Data records
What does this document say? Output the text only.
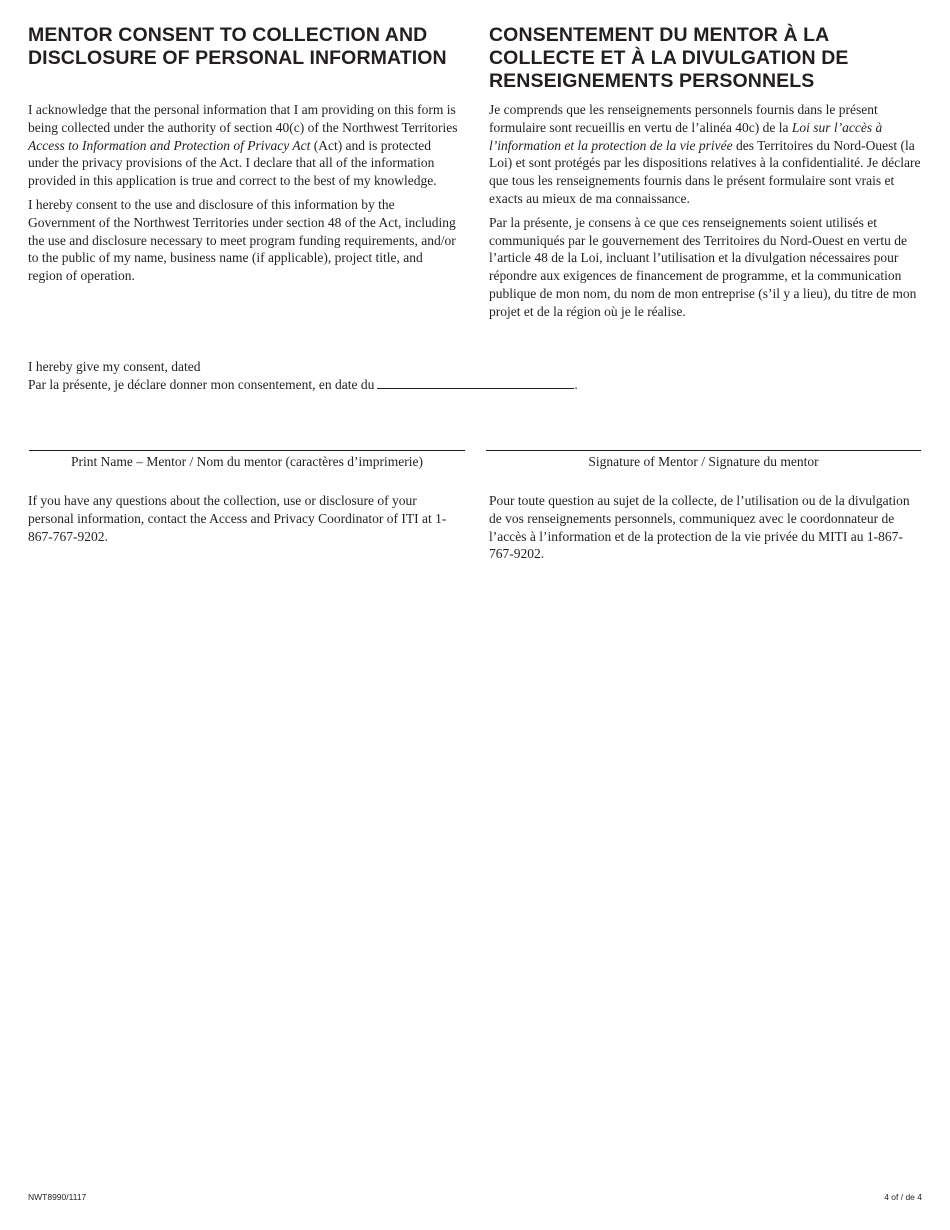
MENTOR CONSENT TO COLLECTION AND DISCLOSURE OF PERSONAL INFORMATION

I acknowledge that the personal information that I am providing on this form is being collected under the authority of section 40(c) of the Northwest Territories Access to Information and Protection of Privacy Act (Act) and is protected under the privacy provisions of the Act. I declare that all of the information provided in this application is true and correct to the best of my knowledge.

I hereby consent to the use and disclosure of this information by the Government of the Northwest Territories under section 48 of the Act, including the use and disclosure necessary to meet program funding requirements, and/or to the public of my name, business name (if applicable), project title, and region of operation.

CONSENTEMENT DU MENTOR À LA COLLECTE ET À LA DIVULGATION DE RENSEIGNEMENTS PERSONNELS

Je comprends que les renseignements personnels fournis dans le présent formulaire sont recueillis en vertu de l’alinéa 40c) de la Loi sur l’accès à l’information et la protection de la vie privée des Territoires du Nord-Ouest (la Loi) et sont protégés par les dispositions relatives à la confidentialité. Je déclare que tous les renseignements fournis dans le présent formulaire sont vrais et exacts au mieux de ma connaissance.

Par la présente, je consens à ce que ces renseignements soient utilisés et communiqués par le gouvernement des Territoires du Nord-Ouest en vertu de l’article 48 de la Loi, incluant l’utilisation et la divulgation nécessaires pour répondre aux exigences de financement de programme, et la communication publique de mon nom, du nom de mon entreprise (s’il y a lieu), du titre de mon projet et de la région où je le réalise.

I hereby give my consent, dated
Par la présente, je déclare donner mon consentement, en date du	.
Print Name – Mentor / Nom du mentor (caractères d’imprimerie)	Signature of Mentor / Signature du mentor
If you have any questions about the collection, use or disclosure of your personal information, contact the Access and Privacy Coordinator of ITI at 1-867-767-9202.
Pour toute question au sujet de la collecte, de l’utilisation ou de la divulgation de vos renseignements personnels, communiquez avec le coordonnateur de l’accès à l’information et de la protection de la vie privée du MITI au 1-867-767-9202.
NWT8990/1117	4 of / de 4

> **Problem description**:
Determine how many lines in the listing above hold the string "déclare", then write only the number.

> **Complete answer**:
2